What is being asked: Identify every line in the records below that contains the word "play", and copy each of those lines.

Data records:
▬▬▬▬▬▬▬▬▬▬

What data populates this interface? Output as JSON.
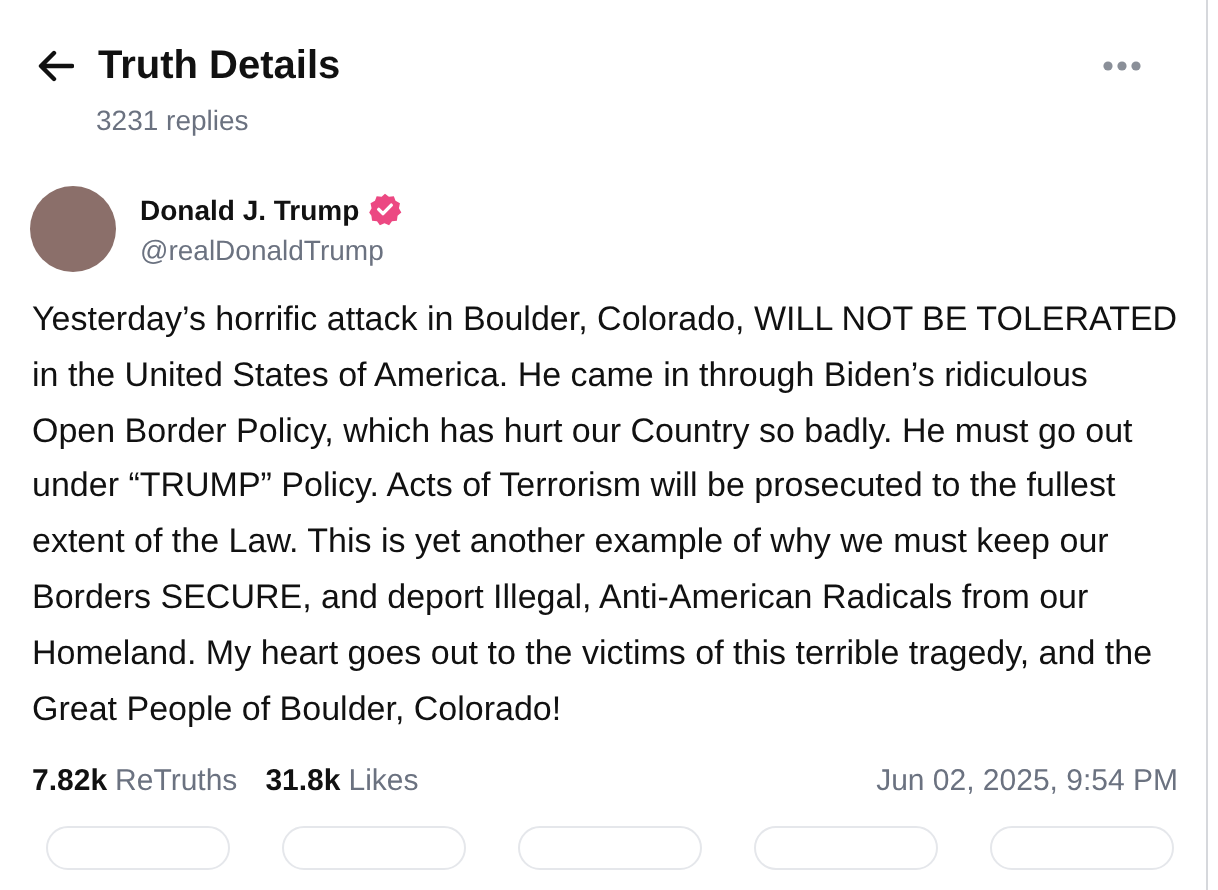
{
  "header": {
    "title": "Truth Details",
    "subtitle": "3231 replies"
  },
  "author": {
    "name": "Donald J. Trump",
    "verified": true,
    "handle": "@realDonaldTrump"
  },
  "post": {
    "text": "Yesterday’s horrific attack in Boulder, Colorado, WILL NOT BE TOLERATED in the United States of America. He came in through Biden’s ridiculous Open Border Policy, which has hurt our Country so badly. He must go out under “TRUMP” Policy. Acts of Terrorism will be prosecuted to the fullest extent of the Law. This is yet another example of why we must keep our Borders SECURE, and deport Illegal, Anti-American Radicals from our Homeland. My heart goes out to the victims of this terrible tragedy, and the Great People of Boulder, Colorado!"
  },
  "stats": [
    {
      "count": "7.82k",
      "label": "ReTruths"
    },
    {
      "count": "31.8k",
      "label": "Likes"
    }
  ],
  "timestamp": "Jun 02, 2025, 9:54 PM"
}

▬▬▬▬▬▬▬▬▬▬

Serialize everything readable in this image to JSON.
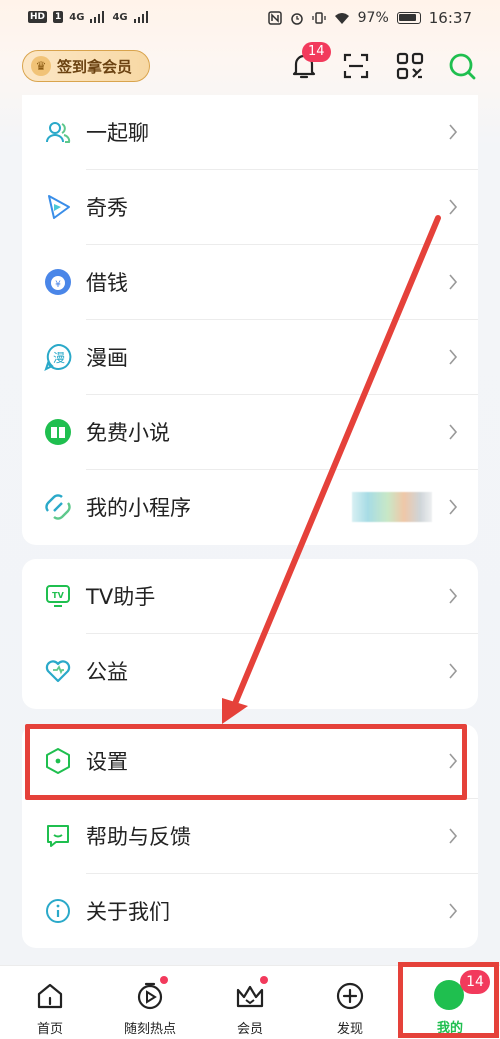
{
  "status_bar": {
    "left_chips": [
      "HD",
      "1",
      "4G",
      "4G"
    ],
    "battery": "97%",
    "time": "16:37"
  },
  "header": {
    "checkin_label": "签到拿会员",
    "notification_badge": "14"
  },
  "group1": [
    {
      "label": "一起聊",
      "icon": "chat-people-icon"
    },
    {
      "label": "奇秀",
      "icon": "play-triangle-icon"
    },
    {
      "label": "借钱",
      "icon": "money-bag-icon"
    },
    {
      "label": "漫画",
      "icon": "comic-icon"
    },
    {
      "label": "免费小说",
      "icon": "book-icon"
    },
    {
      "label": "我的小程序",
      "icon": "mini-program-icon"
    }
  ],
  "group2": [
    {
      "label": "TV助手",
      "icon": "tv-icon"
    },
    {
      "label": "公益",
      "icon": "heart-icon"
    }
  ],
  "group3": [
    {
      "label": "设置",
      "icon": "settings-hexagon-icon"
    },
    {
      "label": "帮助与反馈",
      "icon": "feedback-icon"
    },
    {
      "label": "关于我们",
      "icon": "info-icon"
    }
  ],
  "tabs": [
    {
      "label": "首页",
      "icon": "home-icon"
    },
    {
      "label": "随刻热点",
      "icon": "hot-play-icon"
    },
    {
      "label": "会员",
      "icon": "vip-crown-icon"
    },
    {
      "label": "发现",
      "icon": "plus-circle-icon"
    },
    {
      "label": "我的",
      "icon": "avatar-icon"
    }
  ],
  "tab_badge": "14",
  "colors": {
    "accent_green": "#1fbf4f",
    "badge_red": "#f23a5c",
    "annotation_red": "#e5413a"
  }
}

▬▬▬▬▬▬▬▬▬▬

Response to the exercise:
      "icon": "play-triangle-icon"
      "icon": "hot-play-icon"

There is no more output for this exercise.